Only the number is wanted: how many lines contain "paquete"?

** BEGIN Data for processing **

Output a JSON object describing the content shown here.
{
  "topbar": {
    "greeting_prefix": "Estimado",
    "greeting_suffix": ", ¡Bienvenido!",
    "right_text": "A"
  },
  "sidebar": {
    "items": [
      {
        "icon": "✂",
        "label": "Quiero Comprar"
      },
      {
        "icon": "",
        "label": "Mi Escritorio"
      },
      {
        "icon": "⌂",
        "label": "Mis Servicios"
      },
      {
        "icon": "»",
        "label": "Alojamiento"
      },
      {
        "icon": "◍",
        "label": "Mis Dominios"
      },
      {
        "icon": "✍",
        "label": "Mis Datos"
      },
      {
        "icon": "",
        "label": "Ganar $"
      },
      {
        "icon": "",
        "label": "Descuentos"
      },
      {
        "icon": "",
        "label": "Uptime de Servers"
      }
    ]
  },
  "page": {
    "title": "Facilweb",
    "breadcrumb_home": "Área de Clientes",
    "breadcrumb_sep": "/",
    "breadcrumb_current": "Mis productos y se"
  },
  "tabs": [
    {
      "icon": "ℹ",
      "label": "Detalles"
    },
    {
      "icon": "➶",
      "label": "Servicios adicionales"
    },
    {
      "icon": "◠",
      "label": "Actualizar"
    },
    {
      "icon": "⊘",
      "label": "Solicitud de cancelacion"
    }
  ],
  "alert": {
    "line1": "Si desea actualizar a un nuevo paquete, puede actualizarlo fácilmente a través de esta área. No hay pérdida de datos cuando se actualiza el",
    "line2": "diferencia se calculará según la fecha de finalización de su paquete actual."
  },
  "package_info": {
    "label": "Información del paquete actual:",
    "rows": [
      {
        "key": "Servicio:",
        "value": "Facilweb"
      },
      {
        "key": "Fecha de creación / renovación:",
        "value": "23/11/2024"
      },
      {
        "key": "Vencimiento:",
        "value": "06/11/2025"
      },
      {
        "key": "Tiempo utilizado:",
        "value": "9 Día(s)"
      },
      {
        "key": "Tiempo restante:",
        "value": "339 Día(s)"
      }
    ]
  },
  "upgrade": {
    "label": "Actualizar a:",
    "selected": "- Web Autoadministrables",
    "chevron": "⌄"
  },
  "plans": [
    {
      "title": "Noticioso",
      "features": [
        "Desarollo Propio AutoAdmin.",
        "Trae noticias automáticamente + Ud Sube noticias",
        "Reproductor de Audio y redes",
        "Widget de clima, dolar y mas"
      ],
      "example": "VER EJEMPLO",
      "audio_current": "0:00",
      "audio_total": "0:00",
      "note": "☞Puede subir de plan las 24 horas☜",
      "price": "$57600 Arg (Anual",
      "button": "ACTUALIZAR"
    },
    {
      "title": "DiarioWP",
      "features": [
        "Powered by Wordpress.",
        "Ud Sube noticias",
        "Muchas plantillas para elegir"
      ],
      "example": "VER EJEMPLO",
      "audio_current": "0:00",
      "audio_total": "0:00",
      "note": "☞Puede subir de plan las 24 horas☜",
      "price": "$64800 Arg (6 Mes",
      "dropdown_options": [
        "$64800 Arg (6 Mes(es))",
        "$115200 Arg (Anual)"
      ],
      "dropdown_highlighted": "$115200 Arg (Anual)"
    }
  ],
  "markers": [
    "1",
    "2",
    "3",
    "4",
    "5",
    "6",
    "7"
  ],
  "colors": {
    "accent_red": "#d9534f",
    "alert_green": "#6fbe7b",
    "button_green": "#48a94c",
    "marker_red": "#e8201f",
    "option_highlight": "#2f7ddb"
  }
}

** END Data for processing **

Finished task: 3